%%
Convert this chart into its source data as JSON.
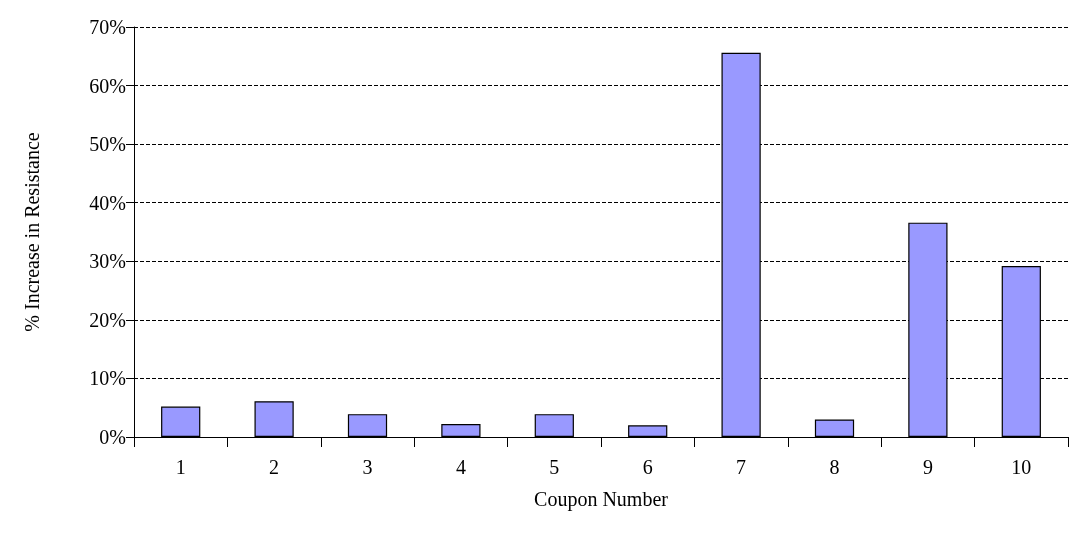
%%
%%
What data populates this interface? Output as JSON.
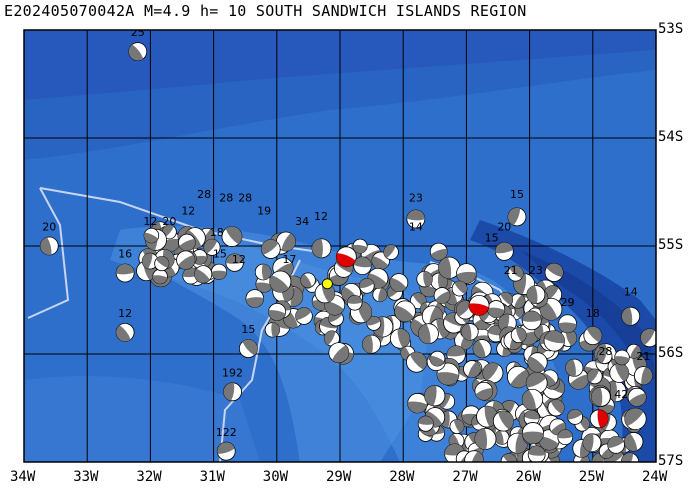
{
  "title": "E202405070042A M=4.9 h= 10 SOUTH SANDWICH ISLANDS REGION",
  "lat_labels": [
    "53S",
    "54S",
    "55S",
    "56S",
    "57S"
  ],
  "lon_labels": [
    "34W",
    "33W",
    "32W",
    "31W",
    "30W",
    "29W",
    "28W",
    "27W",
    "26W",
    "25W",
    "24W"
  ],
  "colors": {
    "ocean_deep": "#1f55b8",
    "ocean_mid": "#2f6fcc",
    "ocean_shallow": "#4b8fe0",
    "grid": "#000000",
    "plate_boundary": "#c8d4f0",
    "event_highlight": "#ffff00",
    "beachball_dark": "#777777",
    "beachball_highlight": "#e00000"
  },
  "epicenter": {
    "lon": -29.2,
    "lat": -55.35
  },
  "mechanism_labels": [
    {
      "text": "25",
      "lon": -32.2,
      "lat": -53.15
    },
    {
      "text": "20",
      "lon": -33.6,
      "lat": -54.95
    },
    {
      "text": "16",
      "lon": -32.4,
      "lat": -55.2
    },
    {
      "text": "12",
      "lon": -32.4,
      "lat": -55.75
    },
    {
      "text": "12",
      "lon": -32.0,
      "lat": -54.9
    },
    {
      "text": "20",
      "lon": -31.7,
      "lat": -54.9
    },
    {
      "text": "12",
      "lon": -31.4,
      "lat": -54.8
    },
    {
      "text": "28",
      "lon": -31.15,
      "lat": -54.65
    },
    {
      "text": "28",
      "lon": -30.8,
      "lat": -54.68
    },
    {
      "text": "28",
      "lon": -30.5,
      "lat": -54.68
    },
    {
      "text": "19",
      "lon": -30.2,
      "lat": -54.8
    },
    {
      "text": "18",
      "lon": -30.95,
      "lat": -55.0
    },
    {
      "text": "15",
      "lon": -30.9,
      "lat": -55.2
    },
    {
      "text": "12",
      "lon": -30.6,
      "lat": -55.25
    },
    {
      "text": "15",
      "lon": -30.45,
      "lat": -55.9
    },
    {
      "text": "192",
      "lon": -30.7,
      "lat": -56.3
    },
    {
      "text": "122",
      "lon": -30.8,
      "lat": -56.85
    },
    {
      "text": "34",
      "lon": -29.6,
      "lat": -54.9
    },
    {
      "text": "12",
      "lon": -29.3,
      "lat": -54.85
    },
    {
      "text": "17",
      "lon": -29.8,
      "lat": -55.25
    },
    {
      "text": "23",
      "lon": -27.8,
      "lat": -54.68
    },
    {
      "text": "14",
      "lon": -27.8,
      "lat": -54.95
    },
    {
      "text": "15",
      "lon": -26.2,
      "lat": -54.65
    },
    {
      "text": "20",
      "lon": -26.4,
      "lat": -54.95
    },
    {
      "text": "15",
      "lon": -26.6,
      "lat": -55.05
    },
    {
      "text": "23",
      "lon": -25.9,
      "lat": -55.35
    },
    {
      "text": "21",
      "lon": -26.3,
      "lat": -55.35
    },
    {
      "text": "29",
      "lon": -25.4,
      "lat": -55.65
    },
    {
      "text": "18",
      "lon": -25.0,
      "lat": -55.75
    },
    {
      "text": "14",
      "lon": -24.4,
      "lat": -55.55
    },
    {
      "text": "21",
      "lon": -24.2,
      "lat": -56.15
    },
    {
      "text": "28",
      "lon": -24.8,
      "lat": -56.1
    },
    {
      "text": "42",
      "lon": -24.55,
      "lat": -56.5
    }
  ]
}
%%
%%
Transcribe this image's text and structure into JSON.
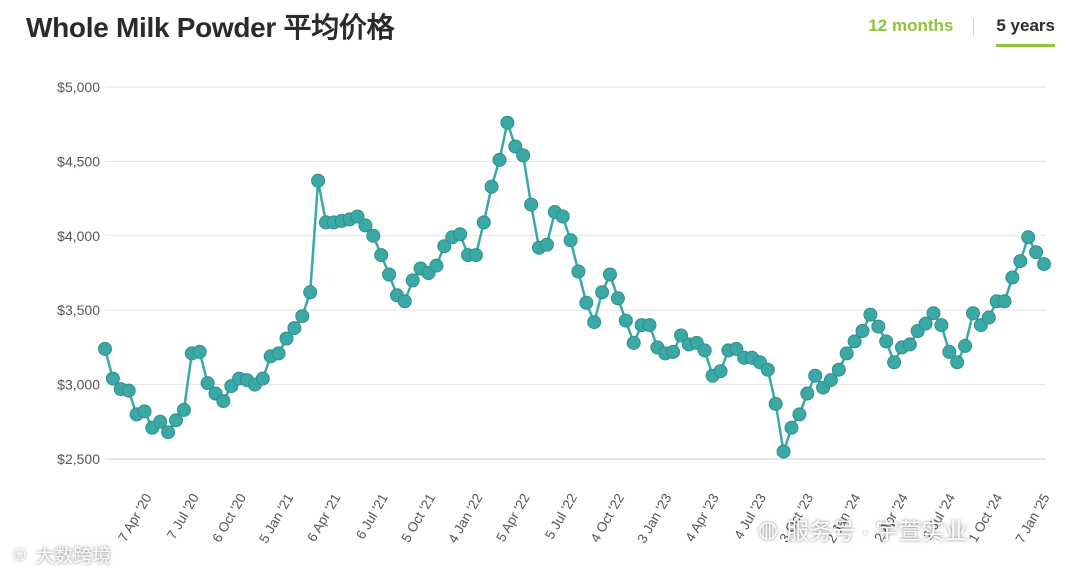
%%
# [What to work on]
Look through the records and gather every line containing "into".

# [Answer to the task]
Convert this chart into its source data as JSON.
Transcribe this image's text and structure into JSON.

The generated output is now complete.